-- GIVEN EXERCISE --
Wherever a line holds the word "color", copy that line out.

-- ITEMS --

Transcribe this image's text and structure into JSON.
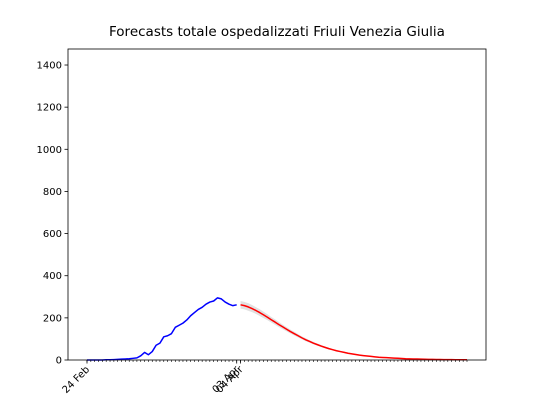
{
  "chart_data": {
    "type": "line",
    "title": "Forecasts totale ospedalizzati Friuli Venezia Giulia",
    "x": [
      0,
      1,
      2,
      3,
      4,
      5,
      6,
      7,
      8,
      9,
      10,
      11,
      12,
      13,
      14,
      15,
      16,
      17,
      18,
      19,
      20,
      21,
      22,
      23,
      24,
      25,
      26,
      27,
      28,
      29,
      30,
      31,
      32,
      33,
      34,
      35,
      36,
      37,
      38,
      39,
      40,
      41,
      42,
      43,
      44,
      45,
      46,
      47,
      48,
      49,
      50,
      51,
      52,
      53,
      54,
      55,
      56,
      57,
      58,
      59,
      60,
      61,
      62,
      63,
      64,
      65,
      66,
      67,
      68,
      69,
      70,
      71,
      72,
      73,
      74,
      75,
      76,
      77,
      78,
      79,
      80,
      81,
      82,
      83,
      84,
      85,
      86,
      87,
      88,
      89,
      90,
      91,
      92,
      93,
      94,
      95,
      96,
      97,
      98,
      99
    ],
    "xlim": [
      -4.95,
      103.95
    ],
    "xticks": [
      {
        "value": 0,
        "label": "24 Feb"
      },
      {
        "value": 39,
        "label": "03 Apr"
      },
      {
        "value": 40,
        "label": "04 Apr"
      }
    ],
    "ylim": [
      0,
      1476
    ],
    "yticks": [
      0,
      200,
      400,
      600,
      800,
      1000,
      1200,
      1400
    ],
    "series": [
      {
        "color": "#0000ff",
        "values": [
          0,
          0,
          0,
          0,
          0,
          1,
          1,
          2,
          3,
          4,
          5,
          6,
          8,
          10,
          20,
          36,
          25,
          40,
          70,
          80,
          110,
          115,
          125,
          155,
          165,
          175,
          190,
          210,
          225,
          240,
          250,
          265,
          275,
          280,
          295,
          290,
          275,
          265,
          258,
          262,
          null,
          null,
          null,
          null,
          null,
          null,
          null,
          null,
          null,
          null,
          null,
          null,
          null,
          null,
          null,
          null,
          null,
          null,
          null,
          null,
          null,
          null,
          null,
          null,
          null,
          null,
          null,
          null,
          null,
          null,
          null,
          null,
          null,
          null,
          null,
          null,
          null,
          null,
          null,
          null,
          null,
          null,
          null,
          null,
          null,
          null,
          null,
          null,
          null,
          null,
          null,
          null,
          null,
          null,
          null,
          null,
          null,
          null,
          null,
          null
        ]
      },
      {
        "color": "#ff0000",
        "values": [
          null,
          null,
          null,
          null,
          null,
          null,
          null,
          null,
          null,
          null,
          null,
          null,
          null,
          null,
          null,
          null,
          null,
          null,
          null,
          null,
          null,
          null,
          null,
          null,
          null,
          null,
          null,
          null,
          null,
          null,
          null,
          null,
          null,
          null,
          null,
          null,
          null,
          null,
          null,
          null,
          262,
          258,
          252,
          244,
          235,
          225,
          214,
          203,
          191,
          180,
          168,
          157,
          146,
          135,
          125,
          115,
          105,
          96,
          88,
          80,
          73,
          66,
          60,
          54,
          49,
          44,
          40,
          36,
          32,
          29,
          26,
          23,
          21,
          19,
          17,
          15,
          13,
          12,
          11,
          10,
          9,
          8,
          7,
          6,
          5.5,
          5,
          4.5,
          4,
          3.5,
          3,
          2.7,
          2.4,
          2.1,
          1.9,
          1.7,
          1.5,
          1.3,
          1.2,
          1.1,
          1
        ]
      }
    ],
    "band": {
      "color": "#d9d9d9",
      "upper": [
        null,
        null,
        null,
        null,
        null,
        null,
        null,
        null,
        null,
        null,
        null,
        null,
        null,
        null,
        null,
        null,
        null,
        null,
        null,
        null,
        null,
        null,
        null,
        null,
        null,
        null,
        null,
        null,
        null,
        null,
        null,
        null,
        null,
        null,
        null,
        null,
        null,
        null,
        null,
        null,
        280,
        276,
        270,
        261,
        251,
        241,
        229,
        217,
        204,
        193,
        180,
        168,
        156,
        144,
        134,
        123,
        112,
        103,
        94,
        86,
        78,
        71,
        64,
        58,
        52,
        47,
        43,
        39,
        34,
        31,
        28,
        25,
        22,
        20,
        18,
        16,
        14,
        13,
        12,
        11,
        10,
        9,
        7.5,
        6.4,
        5.9,
        5.4,
        4.8,
        4.3,
        3.7,
        3.2,
        2.9,
        2.6,
        2.2,
        2,
        1.8,
        1.6,
        1.4,
        1.3,
        1.2,
        1.1
      ],
      "lower": [
        null,
        null,
        null,
        null,
        null,
        null,
        null,
        null,
        null,
        null,
        null,
        null,
        null,
        null,
        null,
        null,
        null,
        null,
        null,
        null,
        null,
        null,
        null,
        null,
        null,
        null,
        null,
        null,
        null,
        null,
        null,
        null,
        null,
        null,
        null,
        null,
        null,
        null,
        null,
        null,
        244,
        240,
        234,
        227,
        219,
        209,
        199,
        189,
        178,
        167,
        156,
        146,
        136,
        126,
        116,
        107,
        98,
        89,
        82,
        74,
        68,
        61,
        56,
        50,
        46,
        41,
        37,
        33,
        30,
        27,
        24,
        21,
        20,
        18,
        16,
        14,
        12,
        11,
        10,
        9.3,
        8.4,
        7.4,
        6.5,
        5.6,
        5.1,
        4.7,
        4.2,
        3.7,
        3.3,
        2.8,
        2.5,
        2.2,
        2,
        1.8,
        1.6,
        1.4,
        1.2,
        1.1,
        1,
        0.9
      ]
    }
  }
}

-- RESULT FOR THIS TASK --
        "color": "#0000ff",
        "color": "#ff0000",
      "color": "#d9d9d9",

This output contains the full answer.